* [Dataset records]
++++++

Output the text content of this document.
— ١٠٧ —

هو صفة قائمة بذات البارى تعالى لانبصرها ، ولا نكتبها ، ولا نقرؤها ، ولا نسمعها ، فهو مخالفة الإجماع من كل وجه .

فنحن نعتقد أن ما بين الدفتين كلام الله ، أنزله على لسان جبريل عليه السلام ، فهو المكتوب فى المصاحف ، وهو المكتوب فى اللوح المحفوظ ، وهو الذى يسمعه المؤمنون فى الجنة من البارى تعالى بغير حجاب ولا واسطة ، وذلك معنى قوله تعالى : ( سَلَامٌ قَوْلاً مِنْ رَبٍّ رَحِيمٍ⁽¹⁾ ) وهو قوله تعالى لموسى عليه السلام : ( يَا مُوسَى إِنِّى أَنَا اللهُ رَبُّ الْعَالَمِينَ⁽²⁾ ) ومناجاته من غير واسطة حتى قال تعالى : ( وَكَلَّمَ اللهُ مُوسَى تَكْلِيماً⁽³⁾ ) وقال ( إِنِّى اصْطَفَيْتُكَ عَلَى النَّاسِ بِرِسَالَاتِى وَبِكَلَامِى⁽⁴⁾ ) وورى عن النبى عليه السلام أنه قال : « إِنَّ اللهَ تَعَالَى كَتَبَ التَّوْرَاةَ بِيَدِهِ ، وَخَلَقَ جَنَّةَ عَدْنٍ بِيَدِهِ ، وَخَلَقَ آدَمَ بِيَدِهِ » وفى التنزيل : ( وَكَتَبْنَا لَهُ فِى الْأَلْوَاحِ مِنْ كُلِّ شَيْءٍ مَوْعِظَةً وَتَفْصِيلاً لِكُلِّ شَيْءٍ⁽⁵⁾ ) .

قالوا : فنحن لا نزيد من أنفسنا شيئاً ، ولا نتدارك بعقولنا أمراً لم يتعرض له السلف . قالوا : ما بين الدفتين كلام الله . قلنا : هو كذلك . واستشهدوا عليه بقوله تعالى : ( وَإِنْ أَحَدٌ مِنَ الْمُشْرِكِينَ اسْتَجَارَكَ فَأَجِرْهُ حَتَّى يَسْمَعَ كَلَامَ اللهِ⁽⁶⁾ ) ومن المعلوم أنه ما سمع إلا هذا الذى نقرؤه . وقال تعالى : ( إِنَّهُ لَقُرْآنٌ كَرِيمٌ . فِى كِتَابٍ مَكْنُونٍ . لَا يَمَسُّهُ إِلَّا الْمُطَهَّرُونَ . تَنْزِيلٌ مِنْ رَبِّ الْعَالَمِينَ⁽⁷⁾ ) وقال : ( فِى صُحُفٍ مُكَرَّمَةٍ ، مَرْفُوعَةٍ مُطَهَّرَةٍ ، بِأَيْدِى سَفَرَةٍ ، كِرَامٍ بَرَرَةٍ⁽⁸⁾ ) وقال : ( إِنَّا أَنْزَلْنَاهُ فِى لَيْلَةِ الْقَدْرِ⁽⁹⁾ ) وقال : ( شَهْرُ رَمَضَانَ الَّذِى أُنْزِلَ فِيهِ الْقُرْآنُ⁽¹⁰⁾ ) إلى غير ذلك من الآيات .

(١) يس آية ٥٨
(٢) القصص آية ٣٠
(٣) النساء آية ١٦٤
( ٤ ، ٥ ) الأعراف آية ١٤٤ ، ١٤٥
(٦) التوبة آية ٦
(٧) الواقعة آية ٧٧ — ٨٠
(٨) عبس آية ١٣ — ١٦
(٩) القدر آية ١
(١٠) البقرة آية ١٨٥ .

++++++

Make a copy of each line that contains the string "البارى".

هو صفة قائمة بذات البارى تعالى لانبصرها ، ولا نكتبها ، ولا نقرؤها ، ولا نسمعها ، فهو مخالفة الإجماع من كل وجه .
فنحن نعتقد أن ما بين الدفتين كلام الله ، أنزله على لسان جبريل عليه السلام ، فهو المكتوب فى المصاحف ، وهو المكتوب فى اللوح المحفوظ ، وهو الذى يسمعه المؤمنون فى الجنة من البارى تعالى بغير حجاب ولا واسطة ، وذلك معنى قوله تعالى : ( سَلَامٌ قَوْلاً مِنْ رَبٍّ رَحِيمٍ⁽¹⁾ ) وهو قوله تعالى لموسى عليه السلام : ( يَا مُوسَى إِنِّى أَنَا اللهُ رَبُّ الْعَالَمِينَ⁽²⁾ ) ومناجاته من غير واسطة حتى قال تعالى : ( وَكَلَّمَ اللهُ مُوسَى تَكْلِيماً⁽³⁾ ) وقال ( إِنِّى اصْطَفَيْتُكَ عَلَى النَّاسِ بِرِسَالَاتِى وَبِكَلَامِى⁽⁴⁾ ) وورى عن النبى عليه السلام أنه قال : « إِنَّ اللهَ تَعَالَى كَتَبَ التَّوْرَاةَ بِيَدِهِ ، وَخَلَقَ جَنَّةَ عَدْنٍ بِيَدِهِ ، وَخَلَقَ آدَمَ بِيَدِهِ » وفى التنزيل : ( وَكَتَبْنَا لَهُ فِى الْأَلْوَاحِ مِنْ كُلِّ شَيْءٍ مَوْعِظَةً وَتَفْصِيلاً لِكُلِّ شَيْءٍ⁽⁵⁾ ) .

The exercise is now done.